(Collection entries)
--------------------------------------------------

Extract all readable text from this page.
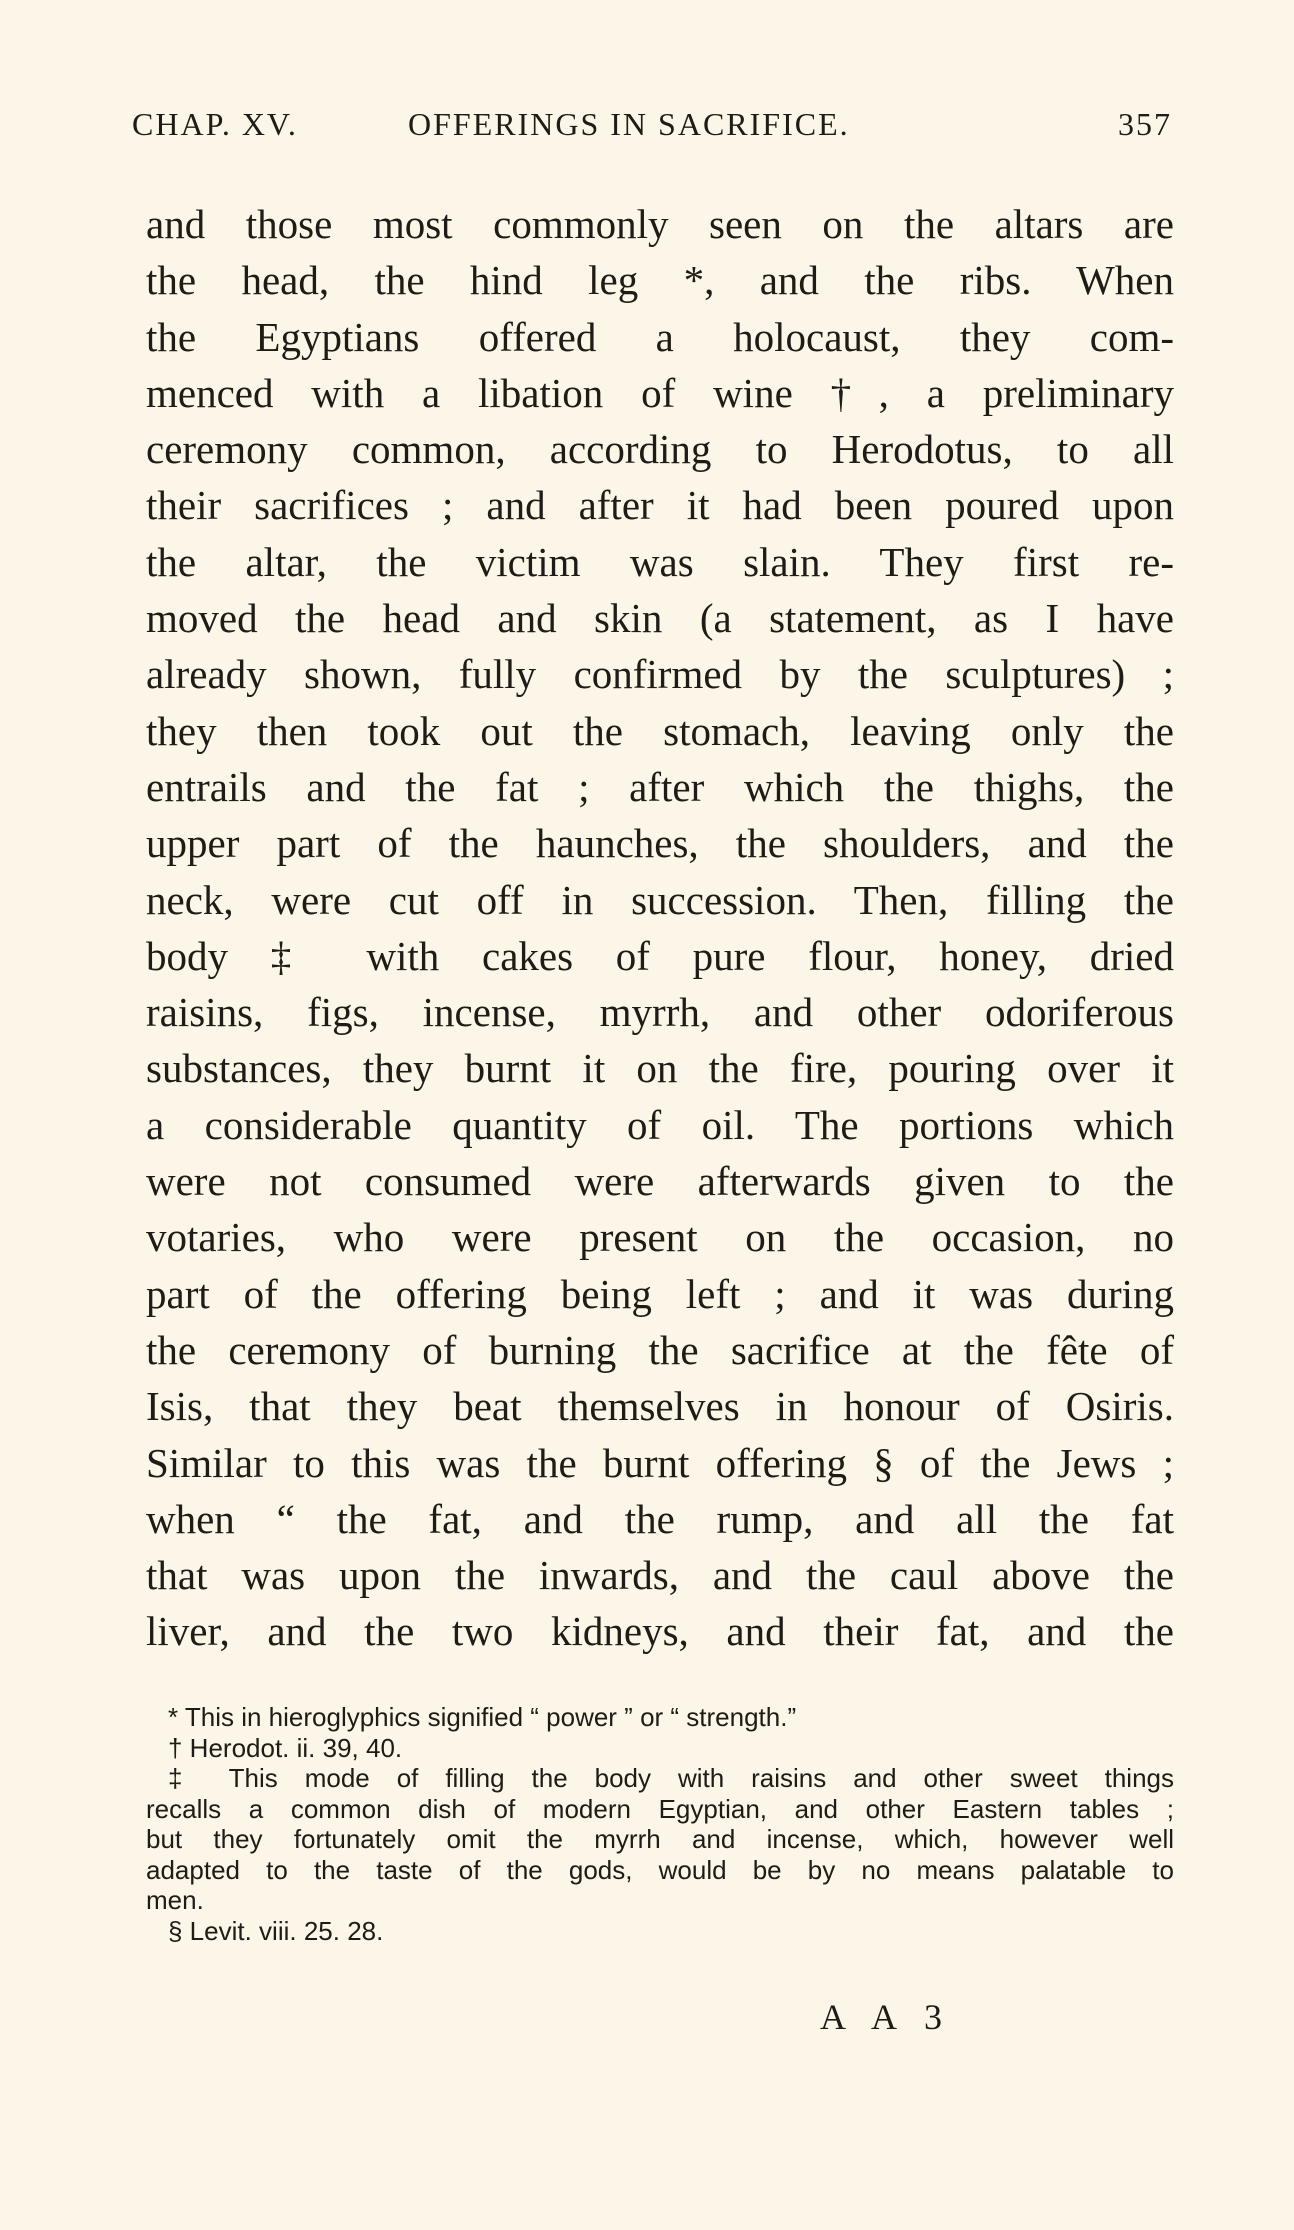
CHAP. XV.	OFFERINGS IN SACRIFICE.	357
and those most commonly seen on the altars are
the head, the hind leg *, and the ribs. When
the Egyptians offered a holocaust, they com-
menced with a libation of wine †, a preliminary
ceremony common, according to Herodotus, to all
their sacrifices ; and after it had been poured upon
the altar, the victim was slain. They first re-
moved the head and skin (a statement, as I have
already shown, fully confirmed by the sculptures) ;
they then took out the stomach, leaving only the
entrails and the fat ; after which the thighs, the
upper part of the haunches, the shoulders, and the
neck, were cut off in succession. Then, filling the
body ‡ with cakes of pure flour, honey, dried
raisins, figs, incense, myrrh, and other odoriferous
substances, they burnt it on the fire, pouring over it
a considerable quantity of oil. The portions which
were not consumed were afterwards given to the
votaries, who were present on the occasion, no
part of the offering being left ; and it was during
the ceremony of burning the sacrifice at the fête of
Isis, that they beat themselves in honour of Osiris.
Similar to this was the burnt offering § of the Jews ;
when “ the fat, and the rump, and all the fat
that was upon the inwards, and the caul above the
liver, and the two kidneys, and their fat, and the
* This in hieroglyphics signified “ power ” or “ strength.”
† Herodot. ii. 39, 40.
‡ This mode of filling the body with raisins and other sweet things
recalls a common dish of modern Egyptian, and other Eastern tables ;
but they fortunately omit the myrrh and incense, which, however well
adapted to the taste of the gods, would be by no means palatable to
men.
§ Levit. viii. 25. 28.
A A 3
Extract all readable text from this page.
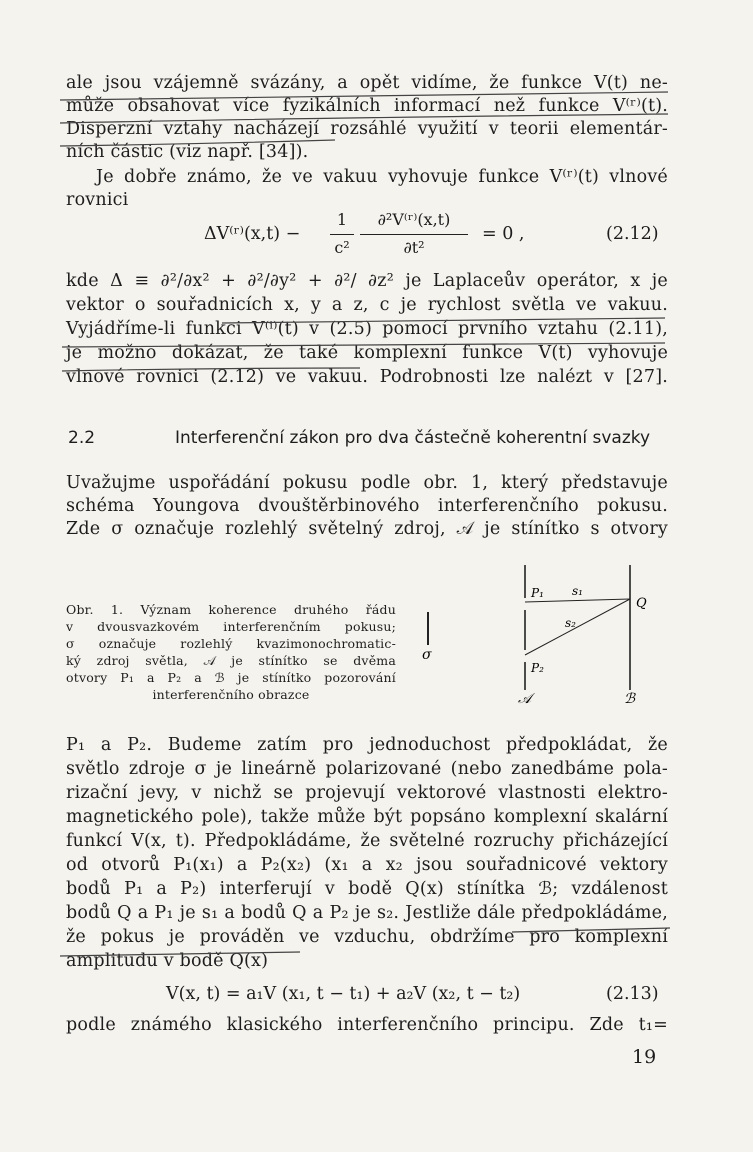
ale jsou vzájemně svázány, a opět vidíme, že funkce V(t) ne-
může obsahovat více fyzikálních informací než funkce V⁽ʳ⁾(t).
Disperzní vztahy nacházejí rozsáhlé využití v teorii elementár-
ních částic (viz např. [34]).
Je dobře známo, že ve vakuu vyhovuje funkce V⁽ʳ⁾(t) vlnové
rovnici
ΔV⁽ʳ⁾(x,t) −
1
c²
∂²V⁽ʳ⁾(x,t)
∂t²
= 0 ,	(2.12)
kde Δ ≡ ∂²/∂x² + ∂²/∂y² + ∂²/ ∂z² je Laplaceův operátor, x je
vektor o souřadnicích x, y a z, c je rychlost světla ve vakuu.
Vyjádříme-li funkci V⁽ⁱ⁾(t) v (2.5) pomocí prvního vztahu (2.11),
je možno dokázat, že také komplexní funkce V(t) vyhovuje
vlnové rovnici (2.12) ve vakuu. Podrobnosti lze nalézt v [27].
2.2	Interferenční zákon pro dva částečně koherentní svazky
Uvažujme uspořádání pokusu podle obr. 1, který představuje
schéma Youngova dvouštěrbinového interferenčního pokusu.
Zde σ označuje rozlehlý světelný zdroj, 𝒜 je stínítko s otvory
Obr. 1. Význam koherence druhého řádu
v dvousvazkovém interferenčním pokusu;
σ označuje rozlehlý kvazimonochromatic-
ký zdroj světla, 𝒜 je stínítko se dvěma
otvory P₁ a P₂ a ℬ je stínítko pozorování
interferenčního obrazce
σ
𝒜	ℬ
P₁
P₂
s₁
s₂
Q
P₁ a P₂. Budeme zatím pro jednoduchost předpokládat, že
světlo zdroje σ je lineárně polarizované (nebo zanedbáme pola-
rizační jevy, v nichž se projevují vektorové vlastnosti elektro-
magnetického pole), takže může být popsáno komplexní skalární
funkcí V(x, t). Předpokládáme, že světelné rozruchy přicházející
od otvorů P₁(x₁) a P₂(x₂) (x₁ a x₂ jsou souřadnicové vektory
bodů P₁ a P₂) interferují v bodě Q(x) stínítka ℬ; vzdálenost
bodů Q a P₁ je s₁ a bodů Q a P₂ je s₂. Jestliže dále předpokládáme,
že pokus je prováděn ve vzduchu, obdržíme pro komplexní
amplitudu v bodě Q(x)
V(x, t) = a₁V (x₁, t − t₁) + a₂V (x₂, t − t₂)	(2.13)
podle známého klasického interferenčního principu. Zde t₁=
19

--------------------------------------------------

• **REQUIREMENTS**:
Every entry above should be duplicated exactly. Do not include the images.

• **OUTPUT FOR THIS EXERCISE**:
Extract all readable text from this page.
CHAP. XV.	OFFERINGS IN SACRIFICE.	357
and those most commonly seen on the altars are
the head, the hind leg *, and the ribs. When
the Egyptians offered a holocaust, they com-
menced with a libation of wine †, a preliminary
ceremony common, according to Herodotus, to all
their sacrifices ; and after it had been poured upon
the altar, the victim was slain. They first re-
moved the head and skin (a statement, as I have
already shown, fully confirmed by the sculptures) ;
they then took out the stomach, leaving only the
entrails and the fat ; after which the thighs, the
upper part of the haunches, the shoulders, and the
neck, were cut off in succession. Then, filling the
body ‡ with cakes of pure flour, honey, dried
raisins, figs, incense, myrrh, and other odoriferous
substances, they burnt it on the fire, pouring over it
a considerable quantity of oil. The portions which
were not consumed were afterwards given to the
votaries, who were present on the occasion, no
part of the offering being left ; and it was during
the ceremony of burning the sacrifice at the fête of
Isis, that they beat themselves in honour of Osiris.
Similar to this was the burnt offering § of the Jews ;
when “ the fat, and the rump, and all the fat
that was upon the inwards, and the caul above the
liver, and the two kidneys, and their fat, and the
* This in hieroglyphics signified “ power ” or “ strength.”
† Herodot. ii. 39, 40.
‡ This mode of filling the body with raisins and other sweet things
recalls a common dish of modern Egyptian, and other Eastern tables ;
but they fortunately omit the myrrh and incense, which, however well
adapted to the taste of the gods, would be by no means palatable to
men.
§ Levit. viii. 25. 28.
A A 3
Extract all readable text from this page.
ale jsou vzájemně svázány, a opět vidíme, že funkce V(t) ne-
může obsahovat více fyzikálních informací než funkce V⁽ʳ⁾(t).
Disperzní vztahy nacházejí rozsáhlé využití v teorii elementár-
ních částic (viz např. [34]).
Je dobře známo, že ve vakuu vyhovuje funkce V⁽ʳ⁾(t) vlnové
rovnici
ΔV⁽ʳ⁾(x,t) −
1
c²
∂²V⁽ʳ⁾(x,t)
∂t²
= 0 ,	(2.12)
kde Δ ≡ ∂²/∂x² + ∂²/∂y² + ∂²/ ∂z² je Laplaceův operátor, x je
vektor o souřadnicích x, y a z, c je rychlost světla ve vakuu.
Vyjádříme-li funkci V⁽ⁱ⁾(t) v (2.5) pomocí prvního vztahu (2.11),
je možno dokázat, že také komplexní funkce V(t) vyhovuje
vlnové rovnici (2.12) ve vakuu. Podrobnosti lze nalézt v [27].
2.2	Interferenční zákon pro dva částečně koherentní svazky
Uvažujme uspořádání pokusu podle obr. 1, který představuje
schéma Youngova dvouštěrbinového interferenčního pokusu.
Zde σ označuje rozlehlý světelný zdroj, 𝒜 je stínítko s otvory
Obr. 1. Význam koherence druhého řádu
v dvousvazkovém interferenčním pokusu;
σ označuje rozlehlý kvazimonochromatic-
ký zdroj světla, 𝒜 je stínítko se dvěma
otvory P₁ a P₂ a ℬ je stínítko pozorování
interferenčního obrazce
σ
𝒜	ℬ
P₁
P₂
s₁
s₂
Q
P₁ a P₂. Budeme zatím pro jednoduchost předpokládat, že
světlo zdroje σ je lineárně polarizované (nebo zanedbáme pola-
rizační jevy, v nichž se projevují vektorové vlastnosti elektro-
magnetického pole), takže může být popsáno komplexní skalární
funkcí V(x, t). Předpokládáme, že světelné rozruchy přicházející
od otvorů P₁(x₁) a P₂(x₂) (x₁ a x₂ jsou souřadnicové vektory
bodů P₁ a P₂) interferují v bodě Q(x) stínítka ℬ; vzdálenost
bodů Q a P₁ je s₁ a bodů Q a P₂ je s₂. Jestliže dále předpokládáme,
že pokus je prováděn ve vzduchu, obdržíme pro komplexní
amplitudu v bodě Q(x)
V(x, t) = a₁V (x₁, t − t₁) + a₂V (x₂, t − t₂)	(2.13)
podle známého klasického interferenčního principu. Zde t₁=
19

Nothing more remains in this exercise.